- [Die Aufgabe] Wo haben sich die beiden laut dem Text über ihre Leidenschaft für elektronische Musik richtig kennengelernt?

- [Der Text]

Wir kannten uns schon bevor wir nach Hamburg kamen, weil wir Beide im gleichen Göttinger Club - dem Electroosho - aufgelegt haben. Christian bereits seit Anfang der 90er Jahre crediblen House- und Technosound an den Freitagen und ich eine wilde Mischung aus HipHop, Charts, Alternative und Dance an jedem zweiten Mittwoch. Wir kannten uns zwar, haben aber faktisch nicht miteinander gesprochen. Richtig kennengelernt haben wir uns dann auf der Tanzfläche des alten Hamburger Mojo Clubs.
Von da an haben wir unsere gemeinsame Leidenschaft für elektronische Musik an fast jedem Wochenende zelebriert. Vornehmlich in zwei Clubs - der Tanzhalle und dem Click.

- [Die Liste]
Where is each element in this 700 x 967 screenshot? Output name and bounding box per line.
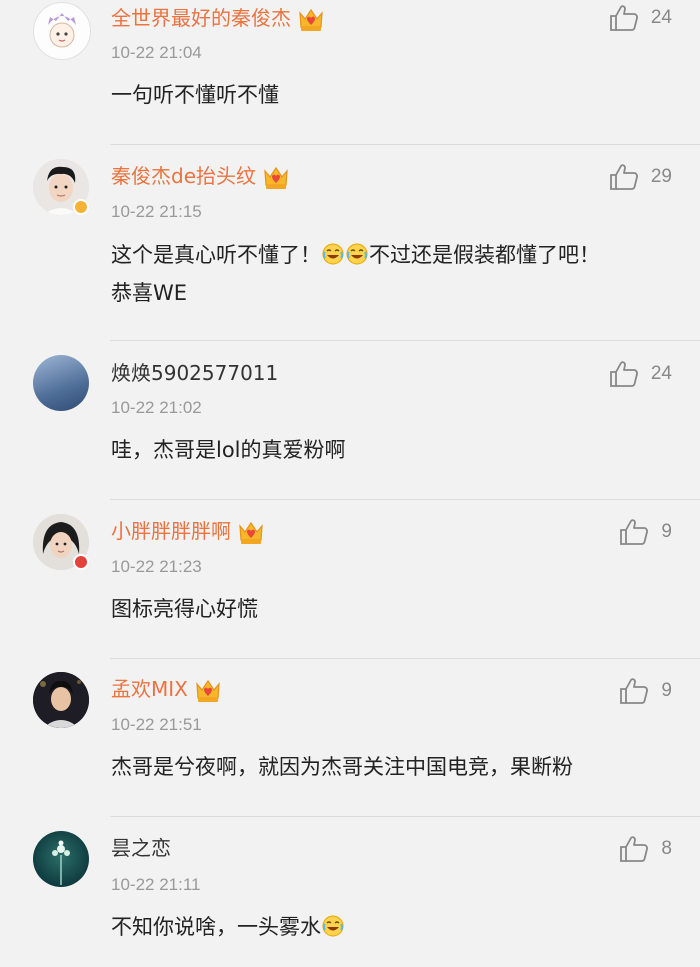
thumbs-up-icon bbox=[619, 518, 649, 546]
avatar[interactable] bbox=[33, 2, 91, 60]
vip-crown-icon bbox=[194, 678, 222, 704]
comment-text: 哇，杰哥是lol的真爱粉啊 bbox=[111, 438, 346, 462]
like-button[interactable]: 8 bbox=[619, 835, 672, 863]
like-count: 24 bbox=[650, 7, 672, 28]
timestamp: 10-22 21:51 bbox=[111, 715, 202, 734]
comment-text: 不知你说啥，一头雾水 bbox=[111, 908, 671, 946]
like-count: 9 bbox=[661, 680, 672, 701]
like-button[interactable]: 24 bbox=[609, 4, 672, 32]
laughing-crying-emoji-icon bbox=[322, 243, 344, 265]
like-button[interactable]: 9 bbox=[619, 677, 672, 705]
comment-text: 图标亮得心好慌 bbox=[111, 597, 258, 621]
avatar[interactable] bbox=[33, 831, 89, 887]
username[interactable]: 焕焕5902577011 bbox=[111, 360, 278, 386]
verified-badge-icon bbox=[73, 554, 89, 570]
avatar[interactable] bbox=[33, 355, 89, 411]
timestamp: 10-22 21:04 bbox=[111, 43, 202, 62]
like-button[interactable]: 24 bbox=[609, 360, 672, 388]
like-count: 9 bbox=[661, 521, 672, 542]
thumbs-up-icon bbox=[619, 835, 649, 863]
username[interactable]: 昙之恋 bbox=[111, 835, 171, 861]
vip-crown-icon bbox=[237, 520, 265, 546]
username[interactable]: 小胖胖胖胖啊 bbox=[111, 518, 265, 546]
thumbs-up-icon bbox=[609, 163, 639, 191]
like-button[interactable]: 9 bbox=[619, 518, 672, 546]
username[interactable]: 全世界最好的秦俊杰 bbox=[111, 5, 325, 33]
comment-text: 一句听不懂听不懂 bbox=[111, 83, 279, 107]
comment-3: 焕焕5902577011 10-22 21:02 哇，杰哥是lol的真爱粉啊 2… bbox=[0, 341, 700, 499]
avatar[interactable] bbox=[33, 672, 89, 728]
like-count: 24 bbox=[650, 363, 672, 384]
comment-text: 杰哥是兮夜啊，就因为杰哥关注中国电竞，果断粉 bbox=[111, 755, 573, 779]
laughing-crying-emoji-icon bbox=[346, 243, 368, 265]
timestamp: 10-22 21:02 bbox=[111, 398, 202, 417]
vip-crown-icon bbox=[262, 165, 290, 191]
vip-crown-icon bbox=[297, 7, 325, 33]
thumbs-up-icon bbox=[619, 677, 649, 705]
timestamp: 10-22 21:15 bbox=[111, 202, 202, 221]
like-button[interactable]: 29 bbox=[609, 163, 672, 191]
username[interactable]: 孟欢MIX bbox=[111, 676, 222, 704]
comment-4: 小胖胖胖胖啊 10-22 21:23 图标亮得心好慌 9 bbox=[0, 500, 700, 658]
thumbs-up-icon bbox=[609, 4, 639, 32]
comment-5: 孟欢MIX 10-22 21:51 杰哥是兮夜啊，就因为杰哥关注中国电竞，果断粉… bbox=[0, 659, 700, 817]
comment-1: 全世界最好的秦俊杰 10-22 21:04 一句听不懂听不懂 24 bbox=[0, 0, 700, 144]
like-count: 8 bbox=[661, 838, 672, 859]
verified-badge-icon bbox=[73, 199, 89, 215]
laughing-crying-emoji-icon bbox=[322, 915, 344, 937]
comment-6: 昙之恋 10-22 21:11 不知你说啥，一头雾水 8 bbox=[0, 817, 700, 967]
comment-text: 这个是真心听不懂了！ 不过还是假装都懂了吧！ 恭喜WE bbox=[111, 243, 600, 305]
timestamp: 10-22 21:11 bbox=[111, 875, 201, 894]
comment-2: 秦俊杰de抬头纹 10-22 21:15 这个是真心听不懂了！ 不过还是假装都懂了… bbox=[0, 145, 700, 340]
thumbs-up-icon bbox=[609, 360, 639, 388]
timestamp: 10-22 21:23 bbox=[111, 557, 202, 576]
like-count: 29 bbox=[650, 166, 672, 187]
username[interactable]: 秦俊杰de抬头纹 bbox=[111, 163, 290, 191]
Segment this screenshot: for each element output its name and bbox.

- [Die Lösung] Auf der Tanzfläche des alten Hamburger Mojo Clubs.